**INSTRUCTIONS FOR THE TASK**
In the records below, find each line with the word "SHEEL" and copy it.

--

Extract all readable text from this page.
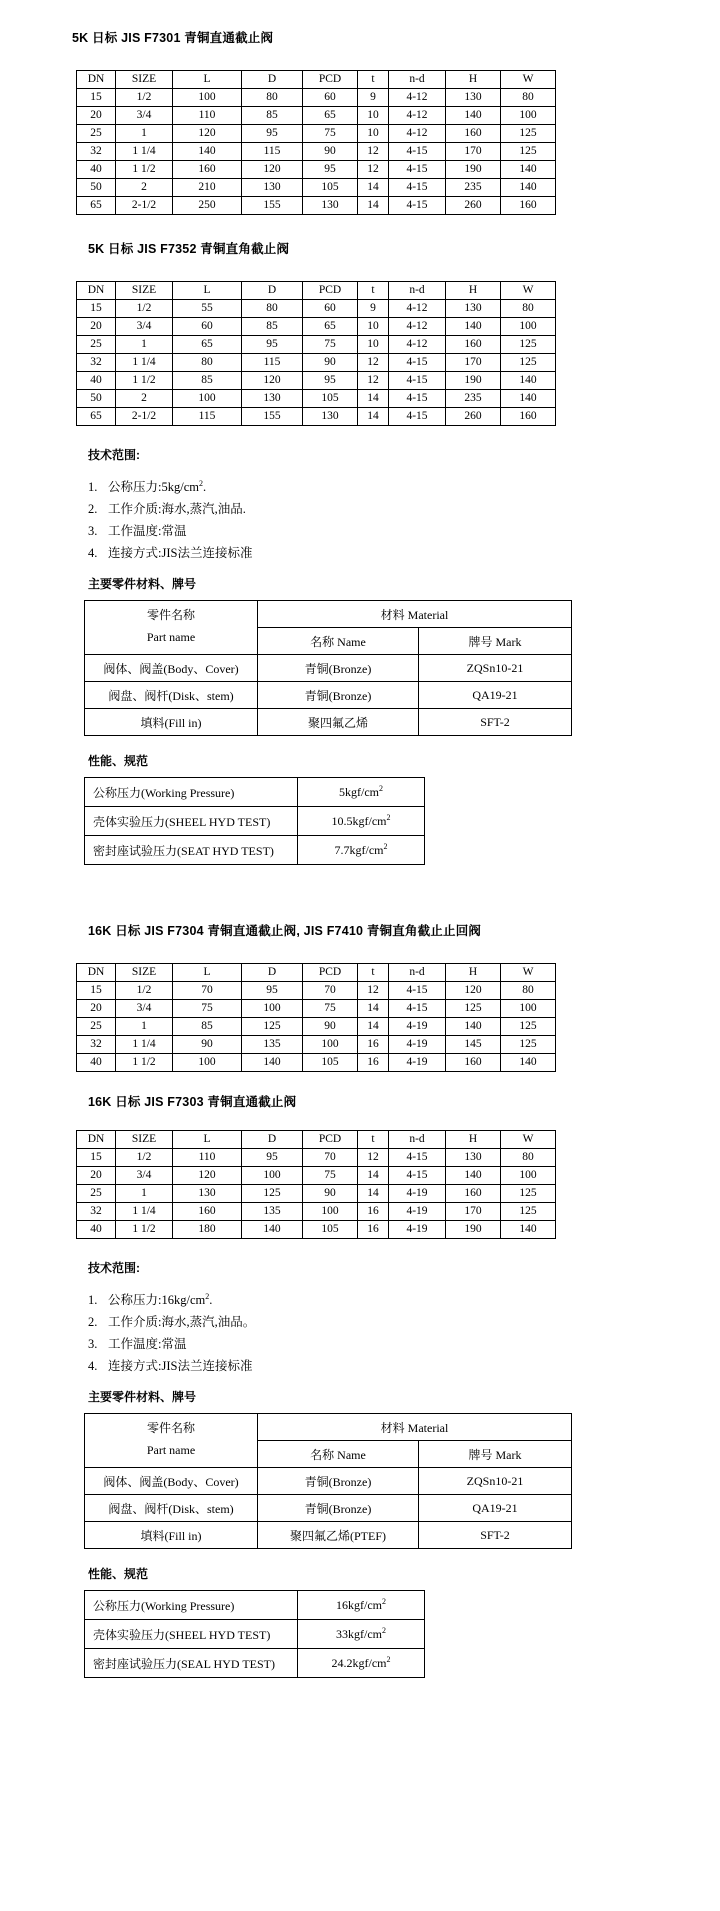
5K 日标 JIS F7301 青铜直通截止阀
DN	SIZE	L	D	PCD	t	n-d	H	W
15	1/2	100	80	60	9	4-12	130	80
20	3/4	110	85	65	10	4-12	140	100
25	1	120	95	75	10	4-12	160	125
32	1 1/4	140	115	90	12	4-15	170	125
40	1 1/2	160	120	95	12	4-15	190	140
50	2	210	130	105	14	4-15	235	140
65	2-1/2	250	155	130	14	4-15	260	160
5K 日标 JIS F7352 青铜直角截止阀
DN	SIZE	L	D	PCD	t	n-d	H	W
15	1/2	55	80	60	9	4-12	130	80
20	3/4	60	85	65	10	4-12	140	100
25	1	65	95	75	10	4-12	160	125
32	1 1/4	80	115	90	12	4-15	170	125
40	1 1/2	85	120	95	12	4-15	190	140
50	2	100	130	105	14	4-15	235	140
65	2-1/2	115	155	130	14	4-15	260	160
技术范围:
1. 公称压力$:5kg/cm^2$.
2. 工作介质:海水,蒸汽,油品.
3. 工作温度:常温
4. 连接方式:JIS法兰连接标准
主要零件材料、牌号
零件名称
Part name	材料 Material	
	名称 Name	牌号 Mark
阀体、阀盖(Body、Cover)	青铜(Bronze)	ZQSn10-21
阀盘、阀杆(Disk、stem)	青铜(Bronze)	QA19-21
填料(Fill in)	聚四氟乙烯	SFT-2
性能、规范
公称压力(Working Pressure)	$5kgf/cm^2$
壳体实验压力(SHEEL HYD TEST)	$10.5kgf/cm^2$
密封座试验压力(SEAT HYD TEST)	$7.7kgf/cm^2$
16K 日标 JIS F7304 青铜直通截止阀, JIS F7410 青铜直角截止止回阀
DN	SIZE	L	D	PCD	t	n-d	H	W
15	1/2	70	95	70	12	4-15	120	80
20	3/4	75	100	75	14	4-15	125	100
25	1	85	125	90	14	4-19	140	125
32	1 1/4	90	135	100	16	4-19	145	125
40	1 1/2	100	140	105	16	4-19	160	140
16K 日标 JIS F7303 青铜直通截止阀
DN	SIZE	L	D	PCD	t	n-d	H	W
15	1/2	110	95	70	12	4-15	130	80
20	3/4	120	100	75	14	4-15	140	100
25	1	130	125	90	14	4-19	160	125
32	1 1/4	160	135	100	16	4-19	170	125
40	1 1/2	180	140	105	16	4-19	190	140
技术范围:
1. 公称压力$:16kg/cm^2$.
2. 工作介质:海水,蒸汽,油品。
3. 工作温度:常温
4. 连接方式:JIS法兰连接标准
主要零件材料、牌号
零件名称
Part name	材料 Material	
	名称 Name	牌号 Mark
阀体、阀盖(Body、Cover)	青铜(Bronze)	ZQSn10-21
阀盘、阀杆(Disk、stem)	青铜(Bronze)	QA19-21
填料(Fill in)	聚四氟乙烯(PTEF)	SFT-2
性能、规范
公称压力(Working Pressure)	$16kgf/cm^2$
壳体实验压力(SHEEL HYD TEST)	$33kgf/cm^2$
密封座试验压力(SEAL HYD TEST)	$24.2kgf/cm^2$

--

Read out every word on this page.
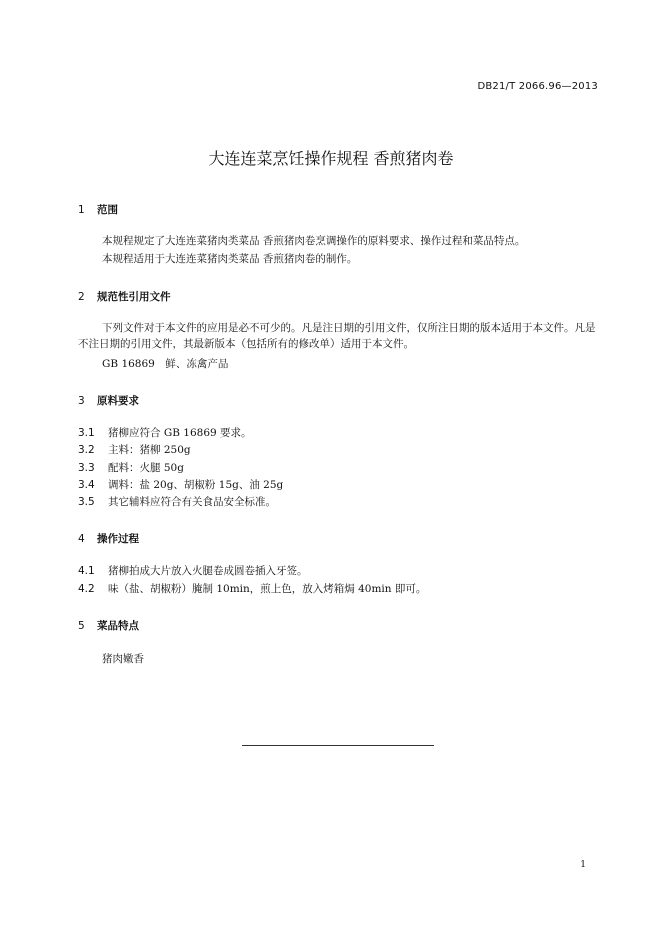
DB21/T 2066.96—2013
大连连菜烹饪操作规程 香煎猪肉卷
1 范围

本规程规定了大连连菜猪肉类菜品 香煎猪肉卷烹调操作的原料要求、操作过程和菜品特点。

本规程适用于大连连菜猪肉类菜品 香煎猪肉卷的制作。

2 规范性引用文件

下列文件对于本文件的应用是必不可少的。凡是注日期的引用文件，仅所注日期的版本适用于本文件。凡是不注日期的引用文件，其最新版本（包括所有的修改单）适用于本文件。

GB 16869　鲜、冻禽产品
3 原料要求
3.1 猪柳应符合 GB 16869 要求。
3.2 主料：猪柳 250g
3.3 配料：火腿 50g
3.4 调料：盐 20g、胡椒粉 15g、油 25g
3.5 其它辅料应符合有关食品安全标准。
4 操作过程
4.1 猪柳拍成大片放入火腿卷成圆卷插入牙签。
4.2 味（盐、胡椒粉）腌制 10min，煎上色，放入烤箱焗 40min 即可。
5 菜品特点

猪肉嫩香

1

--

**RESULT**
壳体实验压力(SHEEL HYD TEST)	$10.5kgf/cm^2$
壳体实验压力(SHEEL HYD TEST)	$33kgf/cm^2$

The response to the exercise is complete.